Collected data

━━━

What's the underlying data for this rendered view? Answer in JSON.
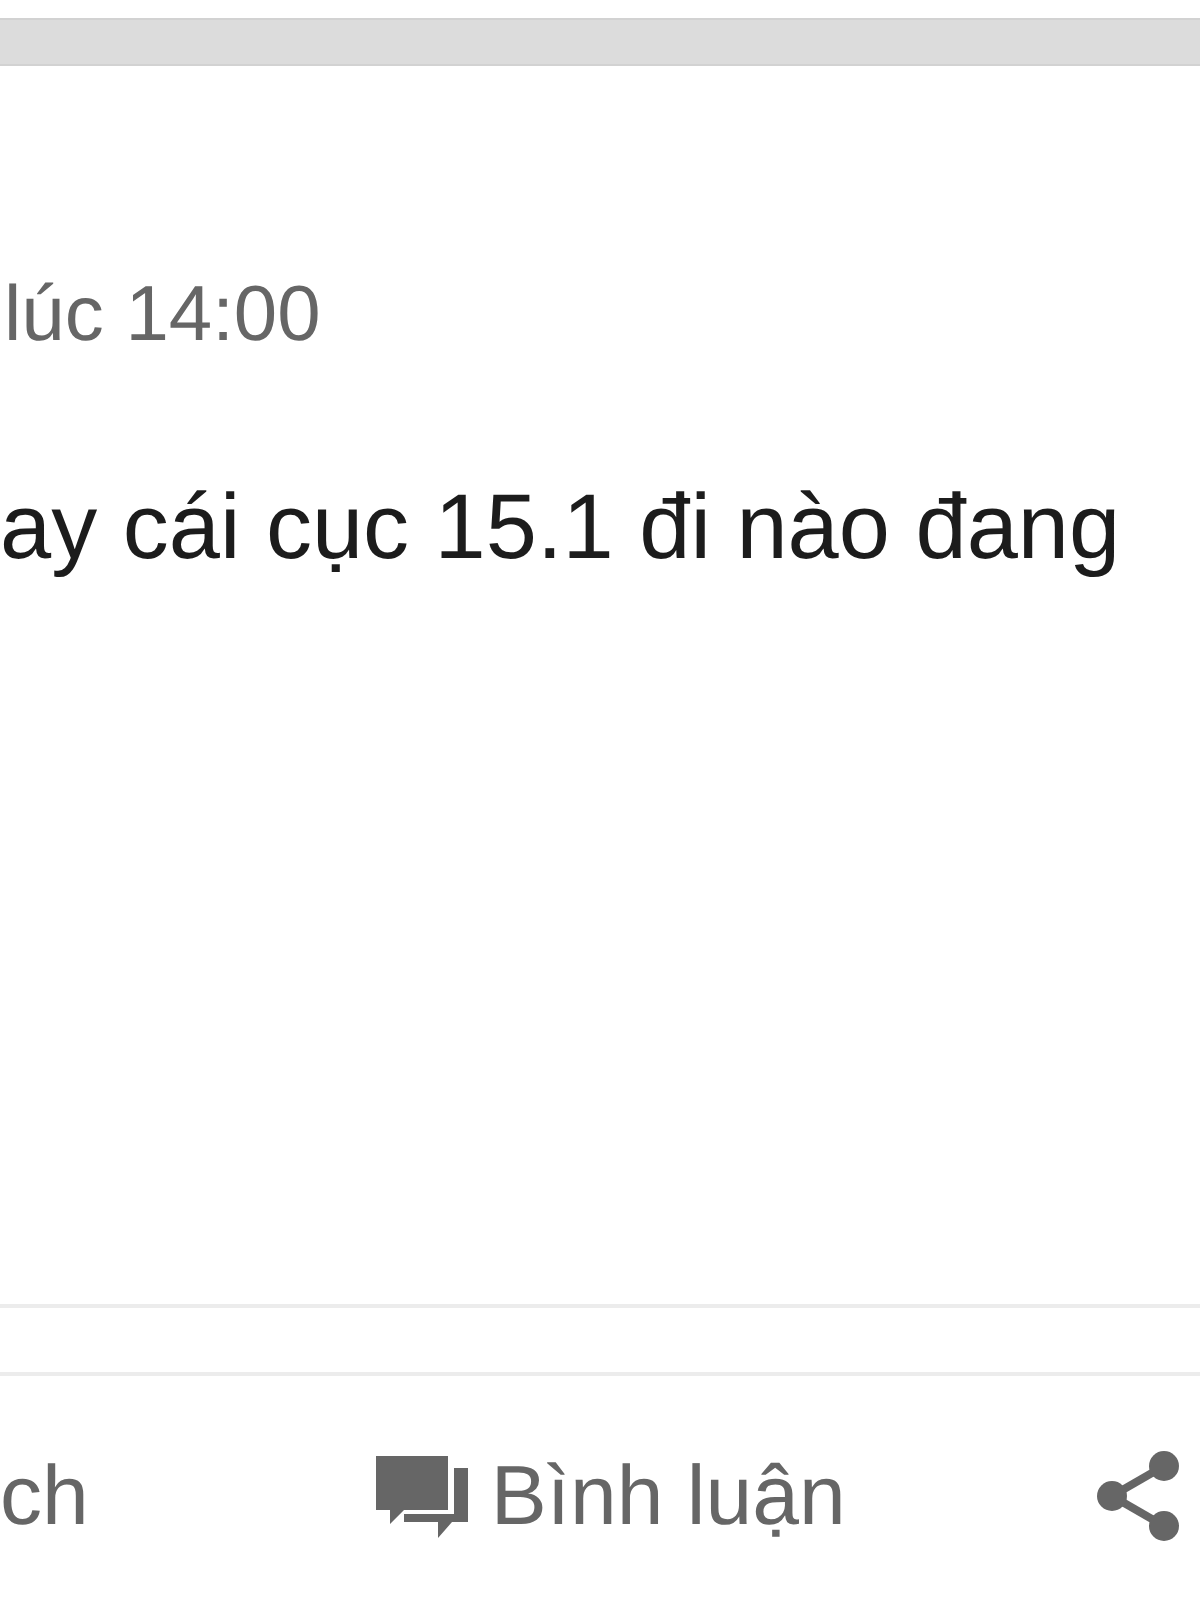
{
  "post": {
    "timestamp": "lúc 14:00",
    "text": "ay cái cục 15.1 đi nào đang"
  },
  "actions": [
    {
      "kind": "reaction",
      "label": "ch"
    },
    {
      "kind": "comment",
      "label": "Bình luận"
    },
    {
      "kind": "share"
    }
  ]
}
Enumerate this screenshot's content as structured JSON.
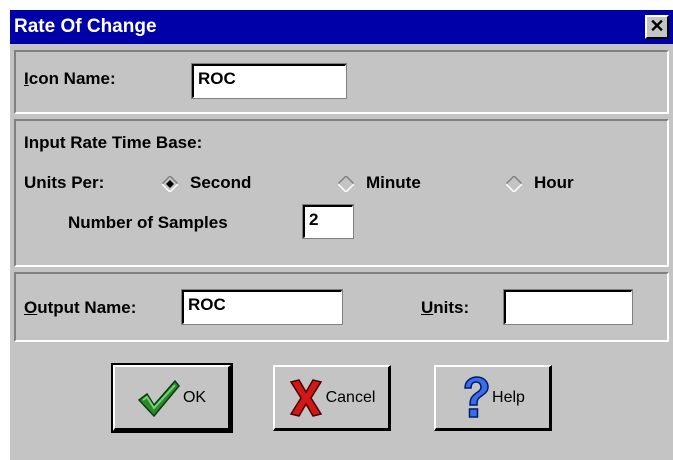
{
  "window": {
    "title": "Rate Of Change",
    "close_glyph": "✕"
  },
  "icon_section": {
    "label_mnemonic": "I",
    "label_rest": "con Name:",
    "value": "ROC"
  },
  "input_section": {
    "heading": "Input Rate Time Base:",
    "units_per_label": "Units Per:",
    "options": [
      {
        "label": "Second",
        "selected": true
      },
      {
        "label": "Minute",
        "selected": false
      },
      {
        "label": "Hour",
        "selected": false
      }
    ],
    "samples_label": "Number of Samples",
    "samples_value": "2"
  },
  "output_section": {
    "name_label_mnemonic": "O",
    "name_label_rest": "utput Name:",
    "name_value": "ROC",
    "units_label_mnemonic": "U",
    "units_label_rest": "nits:",
    "units_value": ""
  },
  "buttons": {
    "ok": {
      "label": "OK",
      "icon": "checkmark-icon"
    },
    "cancel": {
      "label": "Cancel",
      "icon": "red-x-icon"
    },
    "help": {
      "label": "Help",
      "icon": "question-mark-icon"
    }
  },
  "colors": {
    "titlebar": "#0000a8",
    "face": "#c4c4c4"
  }
}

━━━

◆ **Exercise brief**: Your job is to transcribe the entries above exactly; skip the pictures.

◆ **Task response**:
What's the underlying data for this rendered view? Answer in JSON.
{
  "post": {
    "timestamp": "lúc 14:00",
    "text": "ay cái cục 15.1 đi nào đang"
  },
  "actions": [
    {
      "kind": "reaction",
      "label": "ch"
    },
    {
      "kind": "comment",
      "label": "Bình luận"
    },
    {
      "kind": "share"
    }
  ]
}
Enumerate this screenshot's content as structured JSON.
{
  "window": {
    "title": "Rate Of Change",
    "close_glyph": "✕"
  },
  "icon_section": {
    "label_mnemonic": "I",
    "label_rest": "con Name:",
    "value": "ROC"
  },
  "input_section": {
    "heading": "Input Rate Time Base:",
    "units_per_label": "Units Per:",
    "options": [
      {
        "label": "Second",
        "selected": true
      },
      {
        "label": "Minute",
        "selected": false
      },
      {
        "label": "Hour",
        "selected": false
      }
    ],
    "samples_label": "Number of Samples",
    "samples_value": "2"
  },
  "output_section": {
    "name_label_mnemonic": "O",
    "name_label_rest": "utput Name:",
    "name_value": "ROC",
    "units_label_mnemonic": "U",
    "units_label_rest": "nits:",
    "units_value": ""
  },
  "buttons": {
    "ok": {
      "label": "OK",
      "icon": "checkmark-icon"
    },
    "cancel": {
      "label": "Cancel",
      "icon": "red-x-icon"
    },
    "help": {
      "label": "Help",
      "icon": "question-mark-icon"
    }
  },
  "colors": {
    "titlebar": "#0000a8",
    "face": "#c4c4c4"
  }
}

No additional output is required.